The records below must be retyped exactly.

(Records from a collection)
--

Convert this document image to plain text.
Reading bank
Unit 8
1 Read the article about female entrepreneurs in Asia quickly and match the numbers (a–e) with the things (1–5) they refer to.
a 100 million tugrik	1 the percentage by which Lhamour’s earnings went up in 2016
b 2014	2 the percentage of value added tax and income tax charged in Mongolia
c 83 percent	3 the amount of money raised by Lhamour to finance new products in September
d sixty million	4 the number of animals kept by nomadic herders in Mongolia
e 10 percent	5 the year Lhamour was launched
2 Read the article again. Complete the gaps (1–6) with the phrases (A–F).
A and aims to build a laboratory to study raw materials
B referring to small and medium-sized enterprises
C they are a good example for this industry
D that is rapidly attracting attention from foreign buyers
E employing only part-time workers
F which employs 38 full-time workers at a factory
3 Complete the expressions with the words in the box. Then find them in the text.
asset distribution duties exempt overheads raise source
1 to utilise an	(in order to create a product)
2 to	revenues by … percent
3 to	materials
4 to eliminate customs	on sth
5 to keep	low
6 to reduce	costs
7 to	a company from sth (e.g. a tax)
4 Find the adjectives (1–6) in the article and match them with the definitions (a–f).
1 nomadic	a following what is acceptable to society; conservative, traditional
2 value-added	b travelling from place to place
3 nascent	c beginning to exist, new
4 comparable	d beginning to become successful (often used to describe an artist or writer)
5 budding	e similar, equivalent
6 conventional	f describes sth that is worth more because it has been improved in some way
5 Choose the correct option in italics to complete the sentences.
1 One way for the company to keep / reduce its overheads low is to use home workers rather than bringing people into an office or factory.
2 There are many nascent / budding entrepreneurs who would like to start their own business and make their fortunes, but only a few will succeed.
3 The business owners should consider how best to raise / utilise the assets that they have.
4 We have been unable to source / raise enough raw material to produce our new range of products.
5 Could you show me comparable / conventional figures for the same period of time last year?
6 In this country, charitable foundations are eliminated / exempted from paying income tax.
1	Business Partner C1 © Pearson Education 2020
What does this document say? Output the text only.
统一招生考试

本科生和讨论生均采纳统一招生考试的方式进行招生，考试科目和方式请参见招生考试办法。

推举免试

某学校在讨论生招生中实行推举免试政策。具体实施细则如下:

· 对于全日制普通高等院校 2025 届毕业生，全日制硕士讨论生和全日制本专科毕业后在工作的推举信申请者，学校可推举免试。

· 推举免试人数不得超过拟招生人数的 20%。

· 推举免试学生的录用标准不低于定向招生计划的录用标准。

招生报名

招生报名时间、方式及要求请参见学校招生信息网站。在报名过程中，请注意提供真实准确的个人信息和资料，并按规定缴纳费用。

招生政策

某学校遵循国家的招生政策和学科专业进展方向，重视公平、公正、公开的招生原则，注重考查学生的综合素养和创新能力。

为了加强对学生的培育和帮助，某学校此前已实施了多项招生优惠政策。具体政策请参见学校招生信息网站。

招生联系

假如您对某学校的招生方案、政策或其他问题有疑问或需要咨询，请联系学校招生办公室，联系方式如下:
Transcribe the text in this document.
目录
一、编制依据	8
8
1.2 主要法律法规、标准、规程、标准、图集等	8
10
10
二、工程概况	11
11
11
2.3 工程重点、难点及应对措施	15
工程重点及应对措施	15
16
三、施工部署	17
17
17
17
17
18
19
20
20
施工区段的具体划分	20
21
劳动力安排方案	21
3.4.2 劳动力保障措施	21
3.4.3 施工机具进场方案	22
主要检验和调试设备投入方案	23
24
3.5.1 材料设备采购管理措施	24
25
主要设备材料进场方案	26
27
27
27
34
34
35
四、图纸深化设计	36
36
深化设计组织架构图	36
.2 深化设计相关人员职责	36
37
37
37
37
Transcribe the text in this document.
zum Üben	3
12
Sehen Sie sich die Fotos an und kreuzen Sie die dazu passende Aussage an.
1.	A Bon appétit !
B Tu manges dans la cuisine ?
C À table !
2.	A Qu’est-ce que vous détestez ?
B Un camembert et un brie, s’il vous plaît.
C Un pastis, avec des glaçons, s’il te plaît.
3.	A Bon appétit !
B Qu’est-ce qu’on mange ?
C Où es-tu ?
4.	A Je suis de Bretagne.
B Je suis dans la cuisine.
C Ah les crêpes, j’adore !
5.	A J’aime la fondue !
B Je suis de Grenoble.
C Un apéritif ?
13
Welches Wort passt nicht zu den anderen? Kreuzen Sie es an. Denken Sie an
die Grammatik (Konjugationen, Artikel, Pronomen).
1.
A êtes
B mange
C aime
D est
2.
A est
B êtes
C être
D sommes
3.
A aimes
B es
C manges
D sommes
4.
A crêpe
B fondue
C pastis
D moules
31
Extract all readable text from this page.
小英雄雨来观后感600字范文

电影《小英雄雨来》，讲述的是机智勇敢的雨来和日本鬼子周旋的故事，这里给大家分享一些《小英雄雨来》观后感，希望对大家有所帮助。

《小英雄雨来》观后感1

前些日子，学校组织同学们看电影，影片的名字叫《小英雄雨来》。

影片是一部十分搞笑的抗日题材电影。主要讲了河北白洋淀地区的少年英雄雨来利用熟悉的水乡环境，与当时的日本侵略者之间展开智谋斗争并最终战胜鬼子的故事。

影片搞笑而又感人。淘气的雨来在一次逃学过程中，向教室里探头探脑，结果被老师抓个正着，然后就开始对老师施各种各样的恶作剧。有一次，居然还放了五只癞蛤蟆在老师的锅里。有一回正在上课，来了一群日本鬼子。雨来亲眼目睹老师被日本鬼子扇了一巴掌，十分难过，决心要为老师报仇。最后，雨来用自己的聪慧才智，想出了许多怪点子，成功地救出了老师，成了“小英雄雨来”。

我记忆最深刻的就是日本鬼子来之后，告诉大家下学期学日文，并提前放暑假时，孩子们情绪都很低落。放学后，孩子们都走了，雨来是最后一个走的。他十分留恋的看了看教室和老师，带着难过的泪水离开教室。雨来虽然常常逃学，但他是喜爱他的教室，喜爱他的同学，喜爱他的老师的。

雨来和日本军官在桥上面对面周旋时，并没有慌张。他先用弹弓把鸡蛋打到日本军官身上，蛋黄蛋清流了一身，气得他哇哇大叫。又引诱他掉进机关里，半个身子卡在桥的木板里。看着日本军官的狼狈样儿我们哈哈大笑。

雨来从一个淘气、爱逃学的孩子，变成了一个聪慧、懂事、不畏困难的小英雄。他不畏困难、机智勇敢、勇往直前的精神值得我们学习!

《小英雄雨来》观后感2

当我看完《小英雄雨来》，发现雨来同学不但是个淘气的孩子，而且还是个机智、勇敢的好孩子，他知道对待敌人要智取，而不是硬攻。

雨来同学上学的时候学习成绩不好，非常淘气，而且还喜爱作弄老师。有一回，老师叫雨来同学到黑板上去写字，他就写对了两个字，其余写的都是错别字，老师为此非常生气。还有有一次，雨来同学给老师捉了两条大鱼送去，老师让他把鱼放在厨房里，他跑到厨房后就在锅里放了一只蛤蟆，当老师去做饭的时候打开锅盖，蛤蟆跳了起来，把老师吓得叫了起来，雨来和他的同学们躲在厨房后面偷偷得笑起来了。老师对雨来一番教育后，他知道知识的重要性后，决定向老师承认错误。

--

* _Finished exercise_
Convert this document image to plain text.
Reading bank
Unit 8
1 Read the article about female entrepreneurs in Asia quickly and match the numbers (a–e) with the things (1–5) they refer to.
a 100 million tugrik	1 the percentage by which Lhamour’s earnings went up in 2016
b 2014	2 the percentage of value added tax and income tax charged in Mongolia
c 83 percent	3 the amount of money raised by Lhamour to finance new products in September
d sixty million	4 the number of animals kept by nomadic herders in Mongolia
e 10 percent	5 the year Lhamour was launched
2 Read the article again. Complete the gaps (1–6) with the phrases (A–F).
A and aims to build a laboratory to study raw materials
B referring to small and medium-sized enterprises
C they are a good example for this industry
D that is rapidly attracting attention from foreign buyers
E employing only part-time workers
F which employs 38 full-time workers at a factory
3 Complete the expressions with the words in the box. Then find them in the text.
asset distribution duties exempt overheads raise source
1 to utilise an	(in order to create a product)
2 to	revenues by … percent
3 to	materials
4 to eliminate customs	on sth
5 to keep	low
6 to reduce	costs
7 to	a company from sth (e.g. a tax)
4 Find the adjectives (1–6) in the article and match them with the definitions (a–f).
1 nomadic	a following what is acceptable to society; conservative, traditional
2 value-added	b travelling from place to place
3 nascent	c beginning to exist, new
4 comparable	d beginning to become successful (often used to describe an artist or writer)
5 budding	e similar, equivalent
6 conventional	f describes sth that is worth more because it has been improved in some way
5 Choose the correct option in italics to complete the sentences.
1 One way for the company to keep / reduce its overheads low is to use home workers rather than bringing people into an office or factory.
2 There are many nascent / budding entrepreneurs who would like to start their own business and make their fortunes, but only a few will succeed.
3 The business owners should consider how best to raise / utilise the assets that they have.
4 We have been unable to source / raise enough raw material to produce our new range of products.
5 Could you show me comparable / conventional figures for the same period of time last year?
6 In this country, charitable foundations are eliminated / exempted from paying income tax.
1	Business Partner C1 © Pearson Education 2020
What does this document say? Output the text only.
统一招生考试

本科生和讨论生均采纳统一招生考试的方式进行招生，考试科目和方式请参见招生考试办法。

推举免试

某学校在讨论生招生中实行推举免试政策。具体实施细则如下:

· 对于全日制普通高等院校 2025 届毕业生，全日制硕士讨论生和全日制本专科毕业后在工作的推举信申请者，学校可推举免试。

· 推举免试人数不得超过拟招生人数的 20%。

· 推举免试学生的录用标准不低于定向招生计划的录用标准。

招生报名

招生报名时间、方式及要求请参见学校招生信息网站。在报名过程中，请注意提供真实准确的个人信息和资料，并按规定缴纳费用。

招生政策

某学校遵循国家的招生政策和学科专业进展方向，重视公平、公正、公开的招生原则，注重考查学生的综合素养和创新能力。

为了加强对学生的培育和帮助，某学校此前已实施了多项招生优惠政策。具体政策请参见学校招生信息网站。

招生联系

假如您对某学校的招生方案、政策或其他问题有疑问或需要咨询，请联系学校招生办公室，联系方式如下:
Transcribe the text in this document.
目录
一、编制依据	8
8
1.2 主要法律法规、标准、规程、标准、图集等	8
10
10
二、工程概况	11
11
11
2.3 工程重点、难点及应对措施	15
工程重点及应对措施	15
16
三、施工部署	17
17
17
17
17
18
19
20
20
施工区段的具体划分	20
21
劳动力安排方案	21
3.4.2 劳动力保障措施	21
3.4.3 施工机具进场方案	22
主要检验和调试设备投入方案	23
24
3.5.1 材料设备采购管理措施	24
25
主要设备材料进场方案	26
27
27
27
34
34
35
四、图纸深化设计	36
36
深化设计组织架构图	36
.2 深化设计相关人员职责	36
37
37
37
37
Transcribe the text in this document.
zum Üben	3
12
Sehen Sie sich die Fotos an und kreuzen Sie die dazu passende Aussage an.
1.	A Bon appétit !
B Tu manges dans la cuisine ?
C À table !
2.	A Qu’est-ce que vous détestez ?
B Un camembert et un brie, s’il vous plaît.
C Un pastis, avec des glaçons, s’il te plaît.
3.	A Bon appétit !
B Qu’est-ce qu’on mange ?
C Où es-tu ?
4.	A Je suis de Bretagne.
B Je suis dans la cuisine.
C Ah les crêpes, j’adore !
5.	A J’aime la fondue !
B Je suis de Grenoble.
C Un apéritif ?
13
Welches Wort passt nicht zu den anderen? Kreuzen Sie es an. Denken Sie an
die Grammatik (Konjugationen, Artikel, Pronomen).
1.
A êtes
B mange
C aime
D est
2.
A est
B êtes
C être
D sommes
3.
A aimes
B es
C manges
D sommes
4.
A crêpe
B fondue
C pastis
D moules
31
Extract all readable text from this page.
小英雄雨来观后感600字范文

电影《小英雄雨来》，讲述的是机智勇敢的雨来和日本鬼子周旋的故事，这里给大家分享一些《小英雄雨来》观后感，希望对大家有所帮助。

《小英雄雨来》观后感1

前些日子，学校组织同学们看电影，影片的名字叫《小英雄雨来》。

影片是一部十分搞笑的抗日题材电影。主要讲了河北白洋淀地区的少年英雄雨来利用熟悉的水乡环境，与当时的日本侵略者之间展开智谋斗争并最终战胜鬼子的故事。

影片搞笑而又感人。淘气的雨来在一次逃学过程中，向教室里探头探脑，结果被老师抓个正着，然后就开始对老师施各种各样的恶作剧。有一次，居然还放了五只癞蛤蟆在老师的锅里。有一回正在上课，来了一群日本鬼子。雨来亲眼目睹老师被日本鬼子扇了一巴掌，十分难过，决心要为老师报仇。最后，雨来用自己的聪慧才智，想出了许多怪点子，成功地救出了老师，成了“小英雄雨来”。

我记忆最深刻的就是日本鬼子来之后，告诉大家下学期学日文，并提前放暑假时，孩子们情绪都很低落。放学后，孩子们都走了，雨来是最后一个走的。他十分留恋的看了看教室和老师，带着难过的泪水离开教室。雨来虽然常常逃学，但他是喜爱他的教室，喜爱他的同学，喜爱他的老师的。

雨来和日本军官在桥上面对面周旋时，并没有慌张。他先用弹弓把鸡蛋打到日本军官身上，蛋黄蛋清流了一身，气得他哇哇大叫。又引诱他掉进机关里，半个身子卡在桥的木板里。看着日本军官的狼狈样儿我们哈哈大笑。

雨来从一个淘气、爱逃学的孩子，变成了一个聪慧、懂事、不畏困难的小英雄。他不畏困难、机智勇敢、勇往直前的精神值得我们学习!

《小英雄雨来》观后感2

当我看完《小英雄雨来》，发现雨来同学不但是个淘气的孩子，而且还是个机智、勇敢的好孩子，他知道对待敌人要智取，而不是硬攻。

雨来同学上学的时候学习成绩不好，非常淘气，而且还喜爱作弄老师。有一回，老师叫雨来同学到黑板上去写字，他就写对了两个字，其余写的都是错别字，老师为此非常生气。还有有一次，雨来同学给老师捉了两条大鱼送去，老师让他把鱼放在厨房里，他跑到厨房后就在锅里放了一只蛤蟆，当老师去做饭的时候打开锅盖，蛤蟆跳了起来，把老师吓得叫了起来，雨来和他的同学们躲在厨房后面偷偷得笑起来了。老师对雨来一番教育后，他知道知识的重要性后，决定向老师承认错误。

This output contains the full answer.